Шрифт:
Закладка:
Он ворчал до самого Голутвина.
…Нас встретили коломенские писатели. Маленький, приземистый заводской поэт Саша Кузин (сейчас он уже дед, редактор газеты и давно не пишет стихов), комсомолец Ваня Монтвилло (в годы культа он хлебнул полную меру горя, выжил, перешел на прозу), ершистый, острый на слово Ваня Семенцов — автогенщик и автор первой заводской повести (сейчас на Дальнем Востоке), местный аптекарь Карлик, «изящный» новеллист, неведомо как попавший в заводский кружок (судьба его мне неизвестна). Семенцов и Карлик «оккупировали» Серафимовича, а поэты (их становилось по пути все больше) окружили Эдуарда (мы с Сурковым, свои, будничные, отступили на задний план). Погода была холодная, и я делал всякие угрожающие знаки Багрицкому (он мог совсем сорвать голос), но все было бесполезно. Это было какое-то динамическое собрание кружка, на ходу, в движении. Багрицкий слушал стихи, делал замечания, читал сам. Мы поднялись на виадук, высящийся над железной дорогой. Отсюда был виден и весь завод, и голубая лента Оки, и зеленые, в осеннем багрянце лесные дали. И тут Багрицкий, опершись на барьер, к явному удовольствию поэтов и нашему с Сурковым огорчению, стал читать стихи:
Да здравствует осень!
Сады и степь,
Горючий морской песок…
Поэты смотрели на него благоговейно и влюбленно.
…Мы побывали в цехах. Эдуард все допытывался, где стоял бронепоезд Гимельштейна. В паровозомеханическом цехе обнаружился мастер, ремонтировавший когда-то этот бронепоезд и потом воевавший на нем под Сызранью. Ветеран этот совсем еще не был стар — почти одногодок Багрицкого. К тому же оказался он завзятым рыбаком. Завязалась оживленная «профессиональная» беседа, и мы уже потеряли надежду вытянуть Багрицкого из цеха.
Я прислушался к разговору Эдуарда и мастера и вспомнил давно полюбившиеся строки:
…Отзовитесь, где вы,
Веселые люди моих стихов?
Прошедшие с боем леса и воды,
Всем ливням подставившие лицо,
Чекисты, механики, рыбоводы,
Взойдите на струганое крыльцо.
В автогенном цехе он долго следил за тем, как вернувшийся после встречи в основному своему труду Ваня Семенцов, лицо которого было скрыто за большим щитом с зелеными стеклами, коротким прутком электрода сваривал какую-то деталь. Созвездия веселых искр целым роем кружились вокруг автогенной горелки.
Кто-то из цеховых поэтов подарил Эдуарду оправленное в деревянную рамку зеленое стеклышко. Он был очень тронут и смущен. Имеет ли он право принять такой подарок?
Потом посмотрел сквозь зеленое стекло на вольтову дугу горелки, на нас всех и усмехнулся:
— Ладно… Вместо розовых очков… Это тоже полезно.

========================

Задача 1: Выпишите из воспоминаний о поездке Багрицкого в Коломну весь отрывок, начиная со слов «Кто-то из цеховых» и вплоть до слов «принять такой подарок?».
Задача 2: Найдите в записях все строки, где встречается слово «icon», и выпишите их полностью. Регистр букв учитывается.

Данные о расположении элементов:
========================

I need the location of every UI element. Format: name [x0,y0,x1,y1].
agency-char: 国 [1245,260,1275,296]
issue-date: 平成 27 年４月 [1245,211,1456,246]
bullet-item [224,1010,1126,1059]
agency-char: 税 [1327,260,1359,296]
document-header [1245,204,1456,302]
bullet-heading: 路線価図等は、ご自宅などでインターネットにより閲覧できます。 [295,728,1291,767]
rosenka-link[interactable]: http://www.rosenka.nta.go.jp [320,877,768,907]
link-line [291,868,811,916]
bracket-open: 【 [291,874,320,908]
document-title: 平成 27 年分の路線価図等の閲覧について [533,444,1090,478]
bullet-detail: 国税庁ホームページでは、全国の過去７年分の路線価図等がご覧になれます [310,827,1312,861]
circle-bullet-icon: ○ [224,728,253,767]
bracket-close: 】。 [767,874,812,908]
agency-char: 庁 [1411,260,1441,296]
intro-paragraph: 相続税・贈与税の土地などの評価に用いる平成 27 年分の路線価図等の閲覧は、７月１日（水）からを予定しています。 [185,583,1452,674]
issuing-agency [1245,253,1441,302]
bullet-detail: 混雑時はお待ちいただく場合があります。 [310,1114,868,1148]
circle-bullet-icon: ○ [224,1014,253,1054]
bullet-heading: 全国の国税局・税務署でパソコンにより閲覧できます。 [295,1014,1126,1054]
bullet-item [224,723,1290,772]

========================

Итоговый ответ 1:
Кто-то из цеховых поэтов подарил Эдуарду оправленное в деревянную рамку зеленое стеклышко. Он был очень тронут и смущен. Имеет ли он право принять такой подарок?

Итоговый ответ 2:
circle-bullet-icon: ○ [224,728,253,767]
circle-bullet-icon: ○ [224,1014,253,1054]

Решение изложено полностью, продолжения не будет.